■ Exercise goal ■
Note each line where "color" appears, and copy it.

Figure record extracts
START

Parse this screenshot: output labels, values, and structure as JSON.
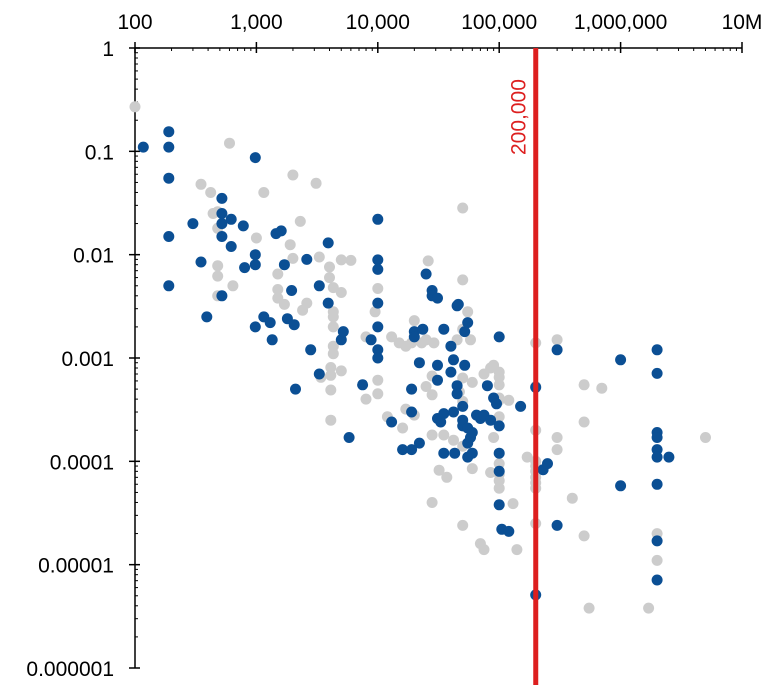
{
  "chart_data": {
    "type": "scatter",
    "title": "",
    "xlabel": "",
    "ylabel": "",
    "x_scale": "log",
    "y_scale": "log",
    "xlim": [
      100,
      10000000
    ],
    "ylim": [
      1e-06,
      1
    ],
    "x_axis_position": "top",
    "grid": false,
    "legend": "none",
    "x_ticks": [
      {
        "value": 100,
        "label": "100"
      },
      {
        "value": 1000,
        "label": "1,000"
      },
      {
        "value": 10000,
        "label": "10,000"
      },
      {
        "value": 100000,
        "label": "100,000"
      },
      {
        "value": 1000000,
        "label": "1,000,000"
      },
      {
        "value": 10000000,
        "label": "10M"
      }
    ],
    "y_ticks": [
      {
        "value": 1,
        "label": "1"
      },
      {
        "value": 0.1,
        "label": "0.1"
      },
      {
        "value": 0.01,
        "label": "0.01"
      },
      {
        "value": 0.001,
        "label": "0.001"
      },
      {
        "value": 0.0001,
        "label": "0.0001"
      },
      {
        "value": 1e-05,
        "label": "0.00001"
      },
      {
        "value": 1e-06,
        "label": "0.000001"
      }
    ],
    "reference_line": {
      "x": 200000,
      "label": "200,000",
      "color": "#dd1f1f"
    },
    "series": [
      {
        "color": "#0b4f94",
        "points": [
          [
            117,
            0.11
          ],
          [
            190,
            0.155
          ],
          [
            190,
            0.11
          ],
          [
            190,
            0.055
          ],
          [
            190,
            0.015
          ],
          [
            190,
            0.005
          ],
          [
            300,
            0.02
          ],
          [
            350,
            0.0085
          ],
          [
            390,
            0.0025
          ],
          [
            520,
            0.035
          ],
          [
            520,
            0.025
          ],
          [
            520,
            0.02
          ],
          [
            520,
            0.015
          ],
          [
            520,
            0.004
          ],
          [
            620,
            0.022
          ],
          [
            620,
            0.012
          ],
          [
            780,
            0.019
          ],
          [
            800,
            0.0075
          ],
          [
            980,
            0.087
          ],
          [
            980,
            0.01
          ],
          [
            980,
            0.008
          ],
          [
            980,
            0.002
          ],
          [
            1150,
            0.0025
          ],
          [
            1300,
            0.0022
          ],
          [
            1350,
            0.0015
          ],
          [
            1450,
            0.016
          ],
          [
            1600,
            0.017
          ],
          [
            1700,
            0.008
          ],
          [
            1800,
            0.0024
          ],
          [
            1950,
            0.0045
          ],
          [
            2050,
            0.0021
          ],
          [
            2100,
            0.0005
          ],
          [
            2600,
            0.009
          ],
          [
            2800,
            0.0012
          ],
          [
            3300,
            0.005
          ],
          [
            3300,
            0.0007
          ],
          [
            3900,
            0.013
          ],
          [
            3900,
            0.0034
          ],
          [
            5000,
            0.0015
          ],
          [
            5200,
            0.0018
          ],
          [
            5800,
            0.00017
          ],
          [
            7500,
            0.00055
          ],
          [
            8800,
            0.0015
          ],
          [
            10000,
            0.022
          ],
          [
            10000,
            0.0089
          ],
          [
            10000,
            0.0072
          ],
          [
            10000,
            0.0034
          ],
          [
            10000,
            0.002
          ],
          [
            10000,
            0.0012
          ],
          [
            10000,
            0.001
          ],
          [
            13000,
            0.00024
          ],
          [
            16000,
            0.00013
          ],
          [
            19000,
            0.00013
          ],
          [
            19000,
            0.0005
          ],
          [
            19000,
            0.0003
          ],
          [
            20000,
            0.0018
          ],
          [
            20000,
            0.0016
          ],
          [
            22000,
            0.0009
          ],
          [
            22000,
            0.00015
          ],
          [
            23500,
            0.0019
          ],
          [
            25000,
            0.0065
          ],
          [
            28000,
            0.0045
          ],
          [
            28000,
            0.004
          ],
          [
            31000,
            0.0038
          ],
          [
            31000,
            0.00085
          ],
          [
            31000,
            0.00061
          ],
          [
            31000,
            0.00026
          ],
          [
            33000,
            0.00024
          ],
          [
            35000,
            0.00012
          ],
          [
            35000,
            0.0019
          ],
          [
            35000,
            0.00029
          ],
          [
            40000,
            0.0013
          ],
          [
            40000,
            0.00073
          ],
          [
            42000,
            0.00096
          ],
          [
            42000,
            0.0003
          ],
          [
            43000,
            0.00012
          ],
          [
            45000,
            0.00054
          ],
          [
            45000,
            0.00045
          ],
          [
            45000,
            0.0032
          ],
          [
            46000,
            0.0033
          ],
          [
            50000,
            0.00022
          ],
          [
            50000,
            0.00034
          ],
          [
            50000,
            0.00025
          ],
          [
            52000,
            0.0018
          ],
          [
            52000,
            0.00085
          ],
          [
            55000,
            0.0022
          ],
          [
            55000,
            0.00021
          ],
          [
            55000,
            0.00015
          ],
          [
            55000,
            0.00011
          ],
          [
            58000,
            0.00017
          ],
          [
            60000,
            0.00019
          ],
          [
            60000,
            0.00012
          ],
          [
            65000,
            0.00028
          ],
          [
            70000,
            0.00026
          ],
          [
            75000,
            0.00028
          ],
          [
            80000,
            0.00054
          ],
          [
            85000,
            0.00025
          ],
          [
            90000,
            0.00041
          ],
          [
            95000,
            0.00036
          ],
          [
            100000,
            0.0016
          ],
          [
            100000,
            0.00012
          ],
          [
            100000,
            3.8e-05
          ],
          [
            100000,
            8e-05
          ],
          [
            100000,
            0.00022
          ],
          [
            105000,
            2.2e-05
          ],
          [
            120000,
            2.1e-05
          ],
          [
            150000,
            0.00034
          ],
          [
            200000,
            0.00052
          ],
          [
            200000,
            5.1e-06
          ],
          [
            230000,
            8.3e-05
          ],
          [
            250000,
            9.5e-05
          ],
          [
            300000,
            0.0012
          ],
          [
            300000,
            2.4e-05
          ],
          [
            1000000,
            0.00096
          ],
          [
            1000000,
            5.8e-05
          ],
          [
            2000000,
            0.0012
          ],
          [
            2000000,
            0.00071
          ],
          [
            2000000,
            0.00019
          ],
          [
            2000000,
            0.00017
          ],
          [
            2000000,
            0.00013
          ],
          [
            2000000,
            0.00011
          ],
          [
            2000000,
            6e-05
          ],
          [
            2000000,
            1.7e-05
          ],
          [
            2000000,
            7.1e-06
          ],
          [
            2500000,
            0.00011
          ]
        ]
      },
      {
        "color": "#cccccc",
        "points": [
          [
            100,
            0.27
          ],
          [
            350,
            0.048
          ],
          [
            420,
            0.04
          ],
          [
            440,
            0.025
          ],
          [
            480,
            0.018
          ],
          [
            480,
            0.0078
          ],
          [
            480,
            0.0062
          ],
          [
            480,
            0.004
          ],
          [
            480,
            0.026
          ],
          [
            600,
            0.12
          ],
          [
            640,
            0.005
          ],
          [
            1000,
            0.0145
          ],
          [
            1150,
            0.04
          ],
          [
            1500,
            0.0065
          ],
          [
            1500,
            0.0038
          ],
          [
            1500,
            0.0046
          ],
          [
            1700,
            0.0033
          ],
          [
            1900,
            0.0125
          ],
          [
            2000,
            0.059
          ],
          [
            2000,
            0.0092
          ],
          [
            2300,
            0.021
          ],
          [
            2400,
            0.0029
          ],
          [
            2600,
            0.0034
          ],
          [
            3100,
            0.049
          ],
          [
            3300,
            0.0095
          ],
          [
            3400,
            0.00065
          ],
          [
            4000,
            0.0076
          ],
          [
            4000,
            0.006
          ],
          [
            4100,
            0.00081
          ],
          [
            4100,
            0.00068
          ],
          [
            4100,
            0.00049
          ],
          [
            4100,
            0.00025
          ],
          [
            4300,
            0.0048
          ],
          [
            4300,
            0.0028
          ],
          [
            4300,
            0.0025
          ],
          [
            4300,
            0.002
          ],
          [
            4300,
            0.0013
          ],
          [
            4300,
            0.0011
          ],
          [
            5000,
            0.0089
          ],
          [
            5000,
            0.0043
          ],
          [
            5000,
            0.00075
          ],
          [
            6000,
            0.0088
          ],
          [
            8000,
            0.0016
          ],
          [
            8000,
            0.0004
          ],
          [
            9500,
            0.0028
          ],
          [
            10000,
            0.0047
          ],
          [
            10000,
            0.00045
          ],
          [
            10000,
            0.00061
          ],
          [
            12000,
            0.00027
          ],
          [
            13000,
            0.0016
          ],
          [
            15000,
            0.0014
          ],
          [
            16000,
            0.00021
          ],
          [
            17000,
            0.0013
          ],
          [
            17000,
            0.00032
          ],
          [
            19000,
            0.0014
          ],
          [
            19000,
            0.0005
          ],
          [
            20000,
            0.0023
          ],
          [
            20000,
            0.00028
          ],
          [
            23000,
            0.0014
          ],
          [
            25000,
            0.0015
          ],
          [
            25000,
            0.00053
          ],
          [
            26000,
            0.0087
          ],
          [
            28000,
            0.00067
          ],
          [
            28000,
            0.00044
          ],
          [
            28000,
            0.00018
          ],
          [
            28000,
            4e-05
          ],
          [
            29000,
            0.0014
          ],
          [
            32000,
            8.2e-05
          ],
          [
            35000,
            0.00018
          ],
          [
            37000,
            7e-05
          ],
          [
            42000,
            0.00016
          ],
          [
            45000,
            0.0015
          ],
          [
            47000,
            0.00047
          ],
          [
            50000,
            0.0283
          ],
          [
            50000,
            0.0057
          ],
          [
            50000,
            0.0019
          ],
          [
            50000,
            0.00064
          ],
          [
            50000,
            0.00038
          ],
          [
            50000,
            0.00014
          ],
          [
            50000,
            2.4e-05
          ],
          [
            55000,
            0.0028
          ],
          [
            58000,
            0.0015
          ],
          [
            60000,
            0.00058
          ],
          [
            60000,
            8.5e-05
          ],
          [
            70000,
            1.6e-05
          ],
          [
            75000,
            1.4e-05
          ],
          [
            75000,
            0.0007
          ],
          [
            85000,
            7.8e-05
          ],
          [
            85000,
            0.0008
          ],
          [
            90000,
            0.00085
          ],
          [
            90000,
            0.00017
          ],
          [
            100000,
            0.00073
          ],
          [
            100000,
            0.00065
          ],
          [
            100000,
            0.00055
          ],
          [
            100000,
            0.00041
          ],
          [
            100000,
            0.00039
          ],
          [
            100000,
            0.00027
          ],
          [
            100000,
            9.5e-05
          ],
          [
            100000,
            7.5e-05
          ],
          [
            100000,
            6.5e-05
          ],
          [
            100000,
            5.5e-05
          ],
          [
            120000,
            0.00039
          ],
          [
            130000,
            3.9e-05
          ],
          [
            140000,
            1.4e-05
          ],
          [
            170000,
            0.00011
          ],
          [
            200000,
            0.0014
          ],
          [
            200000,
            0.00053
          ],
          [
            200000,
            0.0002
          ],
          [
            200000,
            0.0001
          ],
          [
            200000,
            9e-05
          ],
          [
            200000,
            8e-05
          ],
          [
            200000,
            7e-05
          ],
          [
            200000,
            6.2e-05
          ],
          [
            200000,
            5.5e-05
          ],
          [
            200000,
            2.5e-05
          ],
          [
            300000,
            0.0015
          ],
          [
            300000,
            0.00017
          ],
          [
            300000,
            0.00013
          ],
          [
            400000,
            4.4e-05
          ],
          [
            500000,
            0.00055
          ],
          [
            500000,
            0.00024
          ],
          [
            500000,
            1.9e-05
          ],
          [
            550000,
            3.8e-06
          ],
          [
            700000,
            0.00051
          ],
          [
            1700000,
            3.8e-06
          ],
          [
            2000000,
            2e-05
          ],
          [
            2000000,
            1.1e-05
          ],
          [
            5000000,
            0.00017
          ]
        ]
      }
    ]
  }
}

END

■ Written solution ■
      "color": "#dd1f1f"
        "color": "#0b4f94",
        "color": "#cccccc",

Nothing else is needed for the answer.